▶ **Instructions to follow**
From the listing that follows, extract every line and set it down unaltered.

╭─ Given data

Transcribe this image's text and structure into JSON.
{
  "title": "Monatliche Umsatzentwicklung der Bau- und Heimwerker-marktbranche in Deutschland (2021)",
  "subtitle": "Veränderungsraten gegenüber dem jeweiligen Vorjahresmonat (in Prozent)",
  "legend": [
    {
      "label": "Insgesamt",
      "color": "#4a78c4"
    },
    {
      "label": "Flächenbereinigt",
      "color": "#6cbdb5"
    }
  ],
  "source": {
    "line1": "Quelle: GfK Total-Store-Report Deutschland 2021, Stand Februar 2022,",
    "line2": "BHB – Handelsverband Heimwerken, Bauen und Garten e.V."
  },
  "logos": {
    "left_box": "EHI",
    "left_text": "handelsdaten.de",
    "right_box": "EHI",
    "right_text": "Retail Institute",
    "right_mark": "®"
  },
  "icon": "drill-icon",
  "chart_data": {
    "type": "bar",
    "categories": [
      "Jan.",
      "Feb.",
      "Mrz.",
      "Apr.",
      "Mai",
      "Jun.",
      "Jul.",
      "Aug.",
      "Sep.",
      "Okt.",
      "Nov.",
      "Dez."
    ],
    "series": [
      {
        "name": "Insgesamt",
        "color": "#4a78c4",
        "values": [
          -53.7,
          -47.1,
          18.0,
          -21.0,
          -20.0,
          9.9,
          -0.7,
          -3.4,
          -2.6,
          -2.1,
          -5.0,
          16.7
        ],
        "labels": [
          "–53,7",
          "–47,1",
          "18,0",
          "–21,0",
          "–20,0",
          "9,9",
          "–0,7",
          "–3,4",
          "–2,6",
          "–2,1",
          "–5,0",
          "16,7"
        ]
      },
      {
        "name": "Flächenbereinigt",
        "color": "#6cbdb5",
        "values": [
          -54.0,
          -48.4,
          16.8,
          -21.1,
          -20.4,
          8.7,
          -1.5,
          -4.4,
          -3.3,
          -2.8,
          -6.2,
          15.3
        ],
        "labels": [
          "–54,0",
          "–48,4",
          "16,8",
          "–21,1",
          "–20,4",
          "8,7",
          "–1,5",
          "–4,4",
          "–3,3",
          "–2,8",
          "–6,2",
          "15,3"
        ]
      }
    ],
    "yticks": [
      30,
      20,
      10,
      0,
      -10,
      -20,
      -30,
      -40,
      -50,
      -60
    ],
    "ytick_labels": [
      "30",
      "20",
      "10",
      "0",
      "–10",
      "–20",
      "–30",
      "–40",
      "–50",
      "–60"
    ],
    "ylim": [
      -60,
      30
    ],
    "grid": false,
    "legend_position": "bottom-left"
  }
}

╰─

▶ **Answer to this exercise**
Transcribe this image's text and structure into JSON.
{
  "title": "Monatliche Umsatzentwicklung der Bau- und Heimwerker-marktbranche in Deutschland (2021)",
  "subtitle": "Veränderungsraten gegenüber dem jeweiligen Vorjahresmonat (in Prozent)",
  "legend": [
    {
      "label": "Insgesamt",
      "color": "#4a78c4"
    },
    {
      "label": "Flächenbereinigt",
      "color": "#6cbdb5"
    }
  ],
  "source": {
    "line1": "Quelle: GfK Total-Store-Report Deutschland 2021, Stand Februar 2022,",
    "line2": "BHB – Handelsverband Heimwerken, Bauen und Garten e.V."
  },
  "logos": {
    "left_box": "EHI",
    "left_text": "handelsdaten.de",
    "right_box": "EHI",
    "right_text": "Retail Institute",
    "right_mark": "®"
  },
  "icon": "drill-icon",
  "chart_data": {
    "type": "bar",
    "categories": [
      "Jan.",
      "Feb.",
      "Mrz.",
      "Apr.",
      "Mai",
      "Jun.",
      "Jul.",
      "Aug.",
      "Sep.",
      "Okt.",
      "Nov.",
      "Dez."
    ],
    "series": [
      {
        "name": "Insgesamt",
        "color": "#4a78c4",
        "values": [
          -53.7,
          -47.1,
          18.0,
          -21.0,
          -20.0,
          9.9,
          -0.7,
          -3.4,
          -2.6,
          -2.1,
          -5.0,
          16.7
        ],
        "labels": [
          "–53,7",
          "–47,1",
          "18,0",
          "–21,0",
          "–20,0",
          "9,9",
          "–0,7",
          "–3,4",
          "–2,6",
          "–2,1",
          "–5,0",
          "16,7"
        ]
      },
      {
        "name": "Flächenbereinigt",
        "color": "#6cbdb5",
        "values": [
          -54.0,
          -48.4,
          16.8,
          -21.1,
          -20.4,
          8.7,
          -1.5,
          -4.4,
          -3.3,
          -2.8,
          -6.2,
          15.3
        ],
        "labels": [
          "–54,0",
          "–48,4",
          "16,8",
          "–21,1",
          "–20,4",
          "8,7",
          "–1,5",
          "–4,4",
          "–3,3",
          "–2,8",
          "–6,2",
          "15,3"
        ]
      }
    ],
    "yticks": [
      30,
      20,
      10,
      0,
      -10,
      -20,
      -30,
      -40,
      -50,
      -60
    ],
    "ytick_labels": [
      "30",
      "20",
      "10",
      "0",
      "–10",
      "–20",
      "–30",
      "–40",
      "–50",
      "–60"
    ],
    "ylim": [
      -60,
      30
    ],
    "grid": false,
    "legend_position": "bottom-left"
  }
}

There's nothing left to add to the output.